start Input for this task
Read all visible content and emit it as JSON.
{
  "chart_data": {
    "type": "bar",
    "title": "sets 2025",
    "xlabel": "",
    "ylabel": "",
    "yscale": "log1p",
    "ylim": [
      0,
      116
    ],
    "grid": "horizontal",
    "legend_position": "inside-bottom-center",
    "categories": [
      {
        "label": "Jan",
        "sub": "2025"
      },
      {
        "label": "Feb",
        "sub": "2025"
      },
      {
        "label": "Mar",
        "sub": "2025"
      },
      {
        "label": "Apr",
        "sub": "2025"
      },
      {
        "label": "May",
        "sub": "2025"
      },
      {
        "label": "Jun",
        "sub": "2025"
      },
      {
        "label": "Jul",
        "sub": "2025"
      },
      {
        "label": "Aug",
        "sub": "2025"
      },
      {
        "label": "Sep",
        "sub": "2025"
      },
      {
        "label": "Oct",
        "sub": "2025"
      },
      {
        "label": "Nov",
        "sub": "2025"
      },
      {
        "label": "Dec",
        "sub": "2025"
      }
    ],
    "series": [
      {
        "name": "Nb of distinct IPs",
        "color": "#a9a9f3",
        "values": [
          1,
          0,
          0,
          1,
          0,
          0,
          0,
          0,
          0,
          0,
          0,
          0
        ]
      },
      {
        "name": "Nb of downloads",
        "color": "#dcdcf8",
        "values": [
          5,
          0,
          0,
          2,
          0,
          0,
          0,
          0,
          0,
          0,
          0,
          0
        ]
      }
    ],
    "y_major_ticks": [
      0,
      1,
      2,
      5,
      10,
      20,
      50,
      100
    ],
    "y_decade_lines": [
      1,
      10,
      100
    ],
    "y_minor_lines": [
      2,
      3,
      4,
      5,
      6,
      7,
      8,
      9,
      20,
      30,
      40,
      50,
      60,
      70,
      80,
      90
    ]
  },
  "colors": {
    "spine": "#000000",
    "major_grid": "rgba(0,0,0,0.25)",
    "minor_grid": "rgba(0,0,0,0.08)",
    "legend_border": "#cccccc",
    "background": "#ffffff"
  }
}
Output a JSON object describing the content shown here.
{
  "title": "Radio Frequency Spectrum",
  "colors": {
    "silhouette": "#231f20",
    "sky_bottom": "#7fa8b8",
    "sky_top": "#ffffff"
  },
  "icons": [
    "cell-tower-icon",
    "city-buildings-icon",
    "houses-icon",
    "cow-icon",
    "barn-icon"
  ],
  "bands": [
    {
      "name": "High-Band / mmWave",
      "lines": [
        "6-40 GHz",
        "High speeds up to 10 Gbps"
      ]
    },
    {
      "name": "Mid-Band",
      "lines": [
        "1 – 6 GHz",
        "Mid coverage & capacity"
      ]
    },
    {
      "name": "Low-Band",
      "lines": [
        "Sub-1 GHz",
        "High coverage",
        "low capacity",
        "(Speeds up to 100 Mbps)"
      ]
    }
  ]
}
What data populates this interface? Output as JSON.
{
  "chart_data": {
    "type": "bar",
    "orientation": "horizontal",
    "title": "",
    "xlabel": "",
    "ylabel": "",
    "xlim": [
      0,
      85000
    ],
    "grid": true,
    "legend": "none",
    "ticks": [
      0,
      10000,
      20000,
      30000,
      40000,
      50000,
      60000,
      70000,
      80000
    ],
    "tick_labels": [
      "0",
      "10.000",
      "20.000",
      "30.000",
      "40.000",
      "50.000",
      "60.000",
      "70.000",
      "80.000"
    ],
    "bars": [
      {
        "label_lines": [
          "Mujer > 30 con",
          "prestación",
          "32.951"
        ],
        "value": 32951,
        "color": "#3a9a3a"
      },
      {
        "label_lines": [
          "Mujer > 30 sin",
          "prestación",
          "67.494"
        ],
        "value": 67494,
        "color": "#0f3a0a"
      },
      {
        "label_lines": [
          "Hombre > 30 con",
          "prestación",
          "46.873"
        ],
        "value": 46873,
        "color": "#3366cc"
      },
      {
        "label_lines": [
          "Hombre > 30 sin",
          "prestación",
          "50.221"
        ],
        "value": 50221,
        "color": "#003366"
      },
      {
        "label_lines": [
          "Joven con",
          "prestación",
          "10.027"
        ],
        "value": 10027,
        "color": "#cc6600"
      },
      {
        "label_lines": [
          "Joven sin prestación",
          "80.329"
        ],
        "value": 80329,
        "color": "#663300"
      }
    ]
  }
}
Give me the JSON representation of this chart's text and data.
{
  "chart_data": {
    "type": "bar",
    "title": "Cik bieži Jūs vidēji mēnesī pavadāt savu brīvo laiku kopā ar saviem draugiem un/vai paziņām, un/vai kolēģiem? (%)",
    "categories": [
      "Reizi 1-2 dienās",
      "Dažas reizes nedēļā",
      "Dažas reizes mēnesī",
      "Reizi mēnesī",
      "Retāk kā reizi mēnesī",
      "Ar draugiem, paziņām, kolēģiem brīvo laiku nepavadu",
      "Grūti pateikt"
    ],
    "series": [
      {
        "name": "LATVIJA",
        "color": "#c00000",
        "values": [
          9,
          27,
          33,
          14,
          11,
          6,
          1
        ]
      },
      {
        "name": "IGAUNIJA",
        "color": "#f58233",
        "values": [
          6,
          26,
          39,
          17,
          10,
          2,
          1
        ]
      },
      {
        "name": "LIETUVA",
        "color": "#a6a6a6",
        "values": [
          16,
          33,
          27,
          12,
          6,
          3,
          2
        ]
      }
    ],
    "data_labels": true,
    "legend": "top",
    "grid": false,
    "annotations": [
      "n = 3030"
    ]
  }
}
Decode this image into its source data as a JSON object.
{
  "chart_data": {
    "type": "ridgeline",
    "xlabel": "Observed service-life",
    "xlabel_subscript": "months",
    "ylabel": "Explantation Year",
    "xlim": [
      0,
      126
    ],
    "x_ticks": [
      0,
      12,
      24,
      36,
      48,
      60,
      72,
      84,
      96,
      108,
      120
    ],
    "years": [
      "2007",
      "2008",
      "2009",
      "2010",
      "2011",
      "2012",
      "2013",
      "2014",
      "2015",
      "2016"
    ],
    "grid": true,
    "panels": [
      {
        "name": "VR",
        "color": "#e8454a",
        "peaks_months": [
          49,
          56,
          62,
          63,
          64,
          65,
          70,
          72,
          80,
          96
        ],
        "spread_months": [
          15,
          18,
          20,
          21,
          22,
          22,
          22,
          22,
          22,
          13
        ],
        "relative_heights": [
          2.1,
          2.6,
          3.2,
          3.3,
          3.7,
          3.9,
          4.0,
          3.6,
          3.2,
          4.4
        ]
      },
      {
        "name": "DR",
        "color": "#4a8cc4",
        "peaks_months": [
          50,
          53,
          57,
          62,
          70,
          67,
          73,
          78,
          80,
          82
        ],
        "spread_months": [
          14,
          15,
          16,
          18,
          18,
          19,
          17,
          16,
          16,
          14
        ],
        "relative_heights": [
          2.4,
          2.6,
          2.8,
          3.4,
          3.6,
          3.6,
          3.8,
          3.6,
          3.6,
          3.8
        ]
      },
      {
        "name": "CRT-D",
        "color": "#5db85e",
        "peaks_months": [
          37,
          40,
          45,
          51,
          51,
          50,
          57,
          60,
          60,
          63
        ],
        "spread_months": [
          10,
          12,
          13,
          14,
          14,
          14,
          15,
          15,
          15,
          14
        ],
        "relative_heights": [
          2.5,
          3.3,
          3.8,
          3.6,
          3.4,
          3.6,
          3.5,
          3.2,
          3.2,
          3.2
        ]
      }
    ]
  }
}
end Input for this task
#### Do this:
Write each line above out exactly.

#### Finished answer:
Read all visible content and emit it as JSON.
{
  "chart_data": {
    "type": "bar",
    "title": "sets 2025",
    "xlabel": "",
    "ylabel": "",
    "yscale": "log1p",
    "ylim": [
      0,
      116
    ],
    "grid": "horizontal",
    "legend_position": "inside-bottom-center",
    "categories": [
      {
        "label": "Jan",
        "sub": "2025"
      },
      {
        "label": "Feb",
        "sub": "2025"
      },
      {
        "label": "Mar",
        "sub": "2025"
      },
      {
        "label": "Apr",
        "sub": "2025"
      },
      {
        "label": "May",
        "sub": "2025"
      },
      {
        "label": "Jun",
        "sub": "2025"
      },
      {
        "label": "Jul",
        "sub": "2025"
      },
      {
        "label": "Aug",
        "sub": "2025"
      },
      {
        "label": "Sep",
        "sub": "2025"
      },
      {
        "label": "Oct",
        "sub": "2025"
      },
      {
        "label": "Nov",
        "sub": "2025"
      },
      {
        "label": "Dec",
        "sub": "2025"
      }
    ],
    "series": [
      {
        "name": "Nb of distinct IPs",
        "color": "#a9a9f3",
        "values": [
          1,
          0,
          0,
          1,
          0,
          0,
          0,
          0,
          0,
          0,
          0,
          0
        ]
      },
      {
        "name": "Nb of downloads",
        "color": "#dcdcf8",
        "values": [
          5,
          0,
          0,
          2,
          0,
          0,
          0,
          0,
          0,
          0,
          0,
          0
        ]
      }
    ],
    "y_major_ticks": [
      0,
      1,
      2,
      5,
      10,
      20,
      50,
      100
    ],
    "y_decade_lines": [
      1,
      10,
      100
    ],
    "y_minor_lines": [
      2,
      3,
      4,
      5,
      6,
      7,
      8,
      9,
      20,
      30,
      40,
      50,
      60,
      70,
      80,
      90
    ]
  },
  "colors": {
    "spine": "#000000",
    "major_grid": "rgba(0,0,0,0.25)",
    "minor_grid": "rgba(0,0,0,0.08)",
    "legend_border": "#cccccc",
    "background": "#ffffff"
  }
}
Output a JSON object describing the content shown here.
{
  "title": "Radio Frequency Spectrum",
  "colors": {
    "silhouette": "#231f20",
    "sky_bottom": "#7fa8b8",
    "sky_top": "#ffffff"
  },
  "icons": [
    "cell-tower-icon",
    "city-buildings-icon",
    "houses-icon",
    "cow-icon",
    "barn-icon"
  ],
  "bands": [
    {
      "name": "High-Band / mmWave",
      "lines": [
        "6-40 GHz",
        "High speeds up to 10 Gbps"
      ]
    },
    {
      "name": "Mid-Band",
      "lines": [
        "1 – 6 GHz",
        "Mid coverage & capacity"
      ]
    },
    {
      "name": "Low-Band",
      "lines": [
        "Sub-1 GHz",
        "High coverage",
        "low capacity",
        "(Speeds up to 100 Mbps)"
      ]
    }
  ]
}
What data populates this interface? Output as JSON.
{
  "chart_data": {
    "type": "bar",
    "orientation": "horizontal",
    "title": "",
    "xlabel": "",
    "ylabel": "",
    "xlim": [
      0,
      85000
    ],
    "grid": true,
    "legend": "none",
    "ticks": [
      0,
      10000,
      20000,
      30000,
      40000,
      50000,
      60000,
      70000,
      80000
    ],
    "tick_labels": [
      "0",
      "10.000",
      "20.000",
      "30.000",
      "40.000",
      "50.000",
      "60.000",
      "70.000",
      "80.000"
    ],
    "bars": [
      {
        "label_lines": [
          "Mujer > 30 con",
          "prestación",
          "32.951"
        ],
        "value": 32951,
        "color": "#3a9a3a"
      },
      {
        "label_lines": [
          "Mujer > 30 sin",
          "prestación",
          "67.494"
        ],
        "value": 67494,
        "color": "#0f3a0a"
      },
      {
        "label_lines": [
          "Hombre > 30 con",
          "prestación",
          "46.873"
        ],
        "value": 46873,
        "color": "#3366cc"
      },
      {
        "label_lines": [
          "Hombre > 30 sin",
          "prestación",
          "50.221"
        ],
        "value": 50221,
        "color": "#003366"
      },
      {
        "label_lines": [
          "Joven con",
          "prestación",
          "10.027"
        ],
        "value": 10027,
        "color": "#cc6600"
      },
      {
        "label_lines": [
          "Joven sin prestación",
          "80.329"
        ],
        "value": 80329,
        "color": "#663300"
      }
    ]
  }
}
Give me the JSON representation of this chart's text and data.
{
  "chart_data": {
    "type": "bar",
    "title": "Cik bieži Jūs vidēji mēnesī pavadāt savu brīvo laiku kopā ar saviem draugiem un/vai paziņām, un/vai kolēģiem? (%)",
    "categories": [
      "Reizi 1-2 dienās",
      "Dažas reizes nedēļā",
      "Dažas reizes mēnesī",
      "Reizi mēnesī",
      "Retāk kā reizi mēnesī",
      "Ar draugiem, paziņām, kolēģiem brīvo laiku nepavadu",
      "Grūti pateikt"
    ],
    "series": [
      {
        "name": "LATVIJA",
        "color": "#c00000",
        "values": [
          9,
          27,
          33,
          14,
          11,
          6,
          1
        ]
      },
      {
        "name": "IGAUNIJA",
        "color": "#f58233",
        "values": [
          6,
          26,
          39,
          17,
          10,
          2,
          1
        ]
      },
      {
        "name": "LIETUVA",
        "color": "#a6a6a6",
        "values": [
          16,
          33,
          27,
          12,
          6,
          3,
          2
        ]
      }
    ],
    "data_labels": true,
    "legend": "top",
    "grid": false,
    "annotations": [
      "n = 3030"
    ]
  }
}
Decode this image into its source data as a JSON object.
{
  "chart_data": {
    "type": "ridgeline",
    "xlabel": "Observed service-life",
    "xlabel_subscript": "months",
    "ylabel": "Explantation Year",
    "xlim": [
      0,
      126
    ],
    "x_ticks": [
      0,
      12,
      24,
      36,
      48,
      60,
      72,
      84,
      96,
      108,
      120
    ],
    "years": [
      "2007",
      "2008",
      "2009",
      "2010",
      "2011",
      "2012",
      "2013",
      "2014",
      "2015",
      "2016"
    ],
    "grid": true,
    "panels": [
      {
        "name": "VR",
        "color": "#e8454a",
        "peaks_months": [
          49,
          56,
          62,
          63,
          64,
          65,
          70,
          72,
          80,
          96
        ],
        "spread_months": [
          15,
          18,
          20,
          21,
          22,
          22,
          22,
          22,
          22,
          13
        ],
        "relative_heights": [
          2.1,
          2.6,
          3.2,
          3.3,
          3.7,
          3.9,
          4.0,
          3.6,
          3.2,
          4.4
        ]
      },
      {
        "name": "DR",
        "color": "#4a8cc4",
        "peaks_months": [
          50,
          53,
          57,
          62,
          70,
          67,
          73,
          78,
          80,
          82
        ],
        "spread_months": [
          14,
          15,
          16,
          18,
          18,
          19,
          17,
          16,
          16,
          14
        ],
        "relative_heights": [
          2.4,
          2.6,
          2.8,
          3.4,
          3.6,
          3.6,
          3.8,
          3.6,
          3.6,
          3.8
        ]
      },
      {
        "name": "CRT-D",
        "color": "#5db85e",
        "peaks_months": [
          37,
          40,
          45,
          51,
          51,
          50,
          57,
          60,
          60,
          63
        ],
        "spread_months": [
          10,
          12,
          13,
          14,
          14,
          14,
          15,
          15,
          15,
          14
        ],
        "relative_heights": [
          2.5,
          3.3,
          3.8,
          3.6,
          3.4,
          3.6,
          3.5,
          3.2,
          3.2,
          3.2
        ]
      }
    ]
  }
}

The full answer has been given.